**Saved data entries**
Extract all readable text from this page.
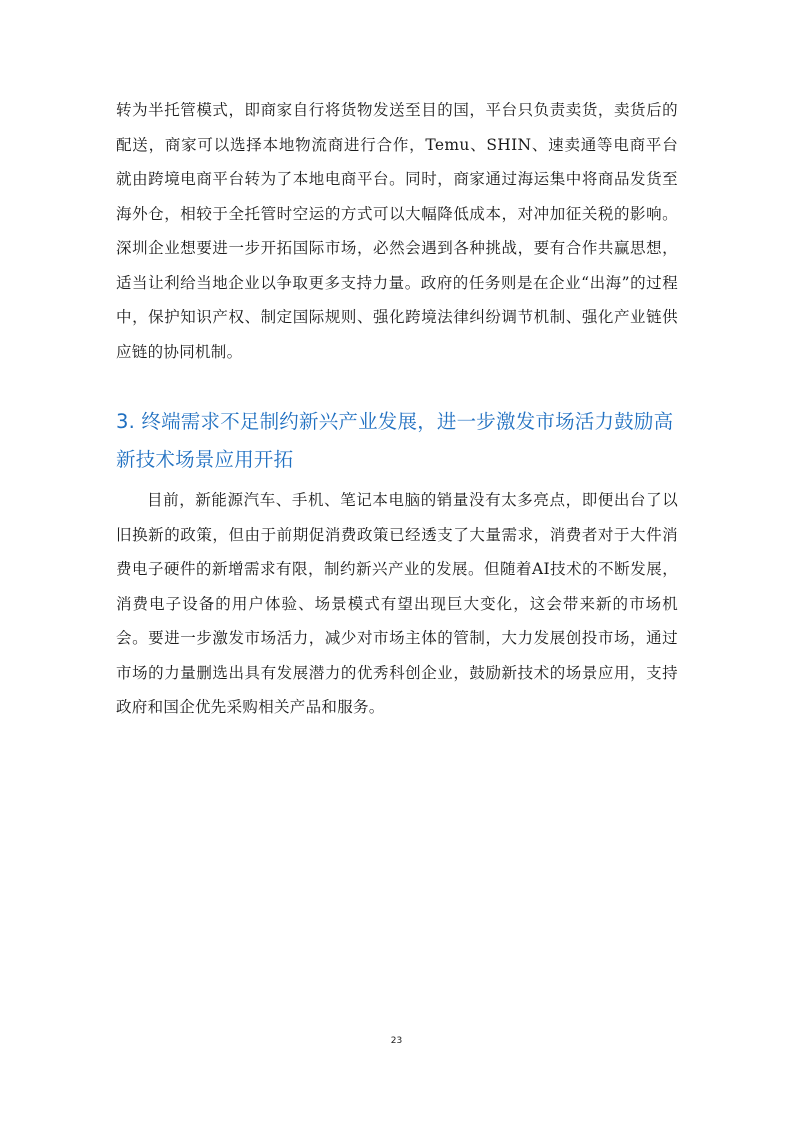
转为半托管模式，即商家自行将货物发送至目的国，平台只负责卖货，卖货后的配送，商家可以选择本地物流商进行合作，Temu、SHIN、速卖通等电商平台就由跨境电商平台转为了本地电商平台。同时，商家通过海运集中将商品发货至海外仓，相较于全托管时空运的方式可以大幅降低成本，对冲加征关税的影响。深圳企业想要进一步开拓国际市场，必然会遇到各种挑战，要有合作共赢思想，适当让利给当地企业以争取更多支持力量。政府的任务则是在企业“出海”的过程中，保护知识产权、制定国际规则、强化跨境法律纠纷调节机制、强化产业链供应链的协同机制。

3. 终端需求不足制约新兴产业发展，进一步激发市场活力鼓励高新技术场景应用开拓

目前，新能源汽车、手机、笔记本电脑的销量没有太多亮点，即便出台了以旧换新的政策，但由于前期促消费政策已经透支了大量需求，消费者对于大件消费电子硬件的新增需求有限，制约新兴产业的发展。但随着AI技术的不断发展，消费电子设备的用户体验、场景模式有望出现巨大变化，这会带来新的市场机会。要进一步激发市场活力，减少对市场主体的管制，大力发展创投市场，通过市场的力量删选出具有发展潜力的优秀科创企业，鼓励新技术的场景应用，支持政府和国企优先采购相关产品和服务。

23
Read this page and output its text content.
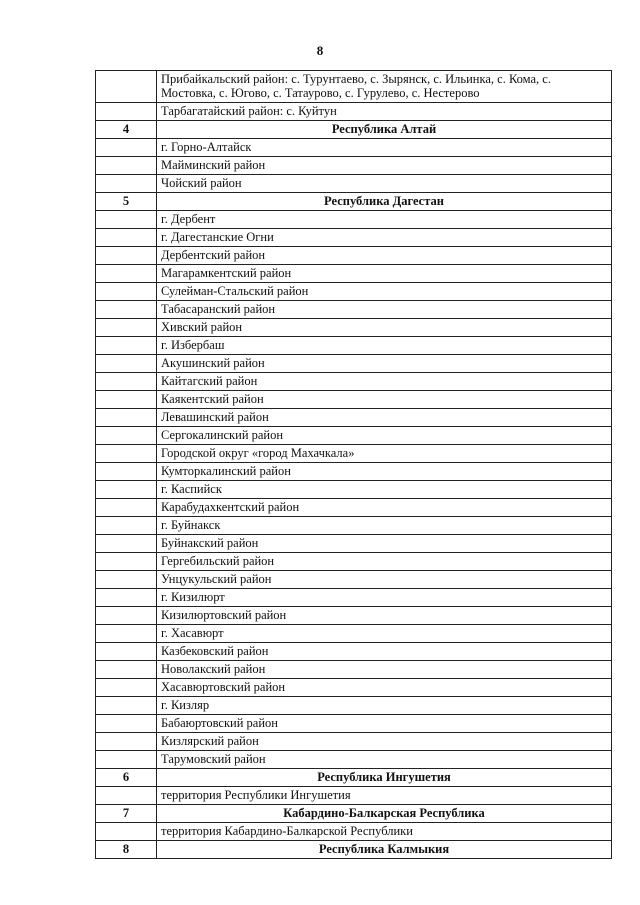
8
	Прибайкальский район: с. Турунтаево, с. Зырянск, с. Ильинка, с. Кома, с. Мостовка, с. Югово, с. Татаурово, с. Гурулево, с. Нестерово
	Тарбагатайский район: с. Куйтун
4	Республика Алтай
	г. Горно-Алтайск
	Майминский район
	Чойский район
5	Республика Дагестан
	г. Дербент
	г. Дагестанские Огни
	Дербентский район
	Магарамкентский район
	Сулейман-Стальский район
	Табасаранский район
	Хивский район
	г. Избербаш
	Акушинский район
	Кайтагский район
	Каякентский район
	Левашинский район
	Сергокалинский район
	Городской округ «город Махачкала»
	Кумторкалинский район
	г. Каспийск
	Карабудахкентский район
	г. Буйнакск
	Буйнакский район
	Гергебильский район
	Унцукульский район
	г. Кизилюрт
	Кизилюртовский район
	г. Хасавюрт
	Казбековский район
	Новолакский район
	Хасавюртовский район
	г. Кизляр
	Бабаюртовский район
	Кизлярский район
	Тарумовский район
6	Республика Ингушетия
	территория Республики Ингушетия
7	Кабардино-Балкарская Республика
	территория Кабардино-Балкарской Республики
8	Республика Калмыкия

**The exercise**
Without the pictures, print the whole listing exactly as given.

**Exercise solution**
Extract all readable text from this page.
转为半托管模式，即商家自行将货物发送至目的国，平台只负责卖货，卖货后的配送，商家可以选择本地物流商进行合作，Temu、SHIN、速卖通等电商平台就由跨境电商平台转为了本地电商平台。同时，商家通过海运集中将商品发货至海外仓，相较于全托管时空运的方式可以大幅降低成本，对冲加征关税的影响。深圳企业想要进一步开拓国际市场，必然会遇到各种挑战，要有合作共赢思想，适当让利给当地企业以争取更多支持力量。政府的任务则是在企业“出海”的过程中，保护知识产权、制定国际规则、强化跨境法律纠纷调节机制、强化产业链供应链的协同机制。

3. 终端需求不足制约新兴产业发展，进一步激发市场活力鼓励高新技术场景应用开拓

目前，新能源汽车、手机、笔记本电脑的销量没有太多亮点，即便出台了以旧换新的政策，但由于前期促消费政策已经透支了大量需求，消费者对于大件消费电子硬件的新增需求有限，制约新兴产业的发展。但随着AI技术的不断发展，消费电子设备的用户体验、场景模式有望出现巨大变化，这会带来新的市场机会。要进一步激发市场活力，减少对市场主体的管制，大力发展创投市场，通过市场的力量删选出具有发展潜力的优秀科创企业，鼓励新技术的场景应用，支持政府和国企优先采购相关产品和服务。

23
Read this page and output its text content.
8
	Прибайкальский район: с. Турунтаево, с. Зырянск, с. Ильинка, с. Кома, с. Мостовка, с. Югово, с. Татаурово, с. Гурулево, с. Нестерово
	Тарбагатайский район: с. Куйтун
4	Республика Алтай
	г. Горно-Алтайск
	Майминский район
	Чойский район
5	Республика Дагестан
	г. Дербент
	г. Дагестанские Огни
	Дербентский район
	Магарамкентский район
	Сулейман-Стальский район
	Табасаранский район
	Хивский район
	г. Избербаш
	Акушинский район
	Кайтагский район
	Каякентский район
	Левашинский район
	Сергокалинский район
	Городской округ «город Махачкала»
	Кумторкалинский район
	г. Каспийск
	Карабудахкентский район
	г. Буйнакск
	Буйнакский район
	Гергебильский район
	Унцукульский район
	г. Кизилюрт
	Кизилюртовский район
	г. Хасавюрт
	Казбековский район
	Новолакский район
	Хасавюртовский район
	г. Кизляр
	Бабаюртовский район
	Кизлярский район
	Тарумовский район
6	Республика Ингушетия
	территория Республики Ингушетия
7	Кабардино-Балкарская Республика
	территория Кабардино-Балкарской Республики
8	Республика Калмыкия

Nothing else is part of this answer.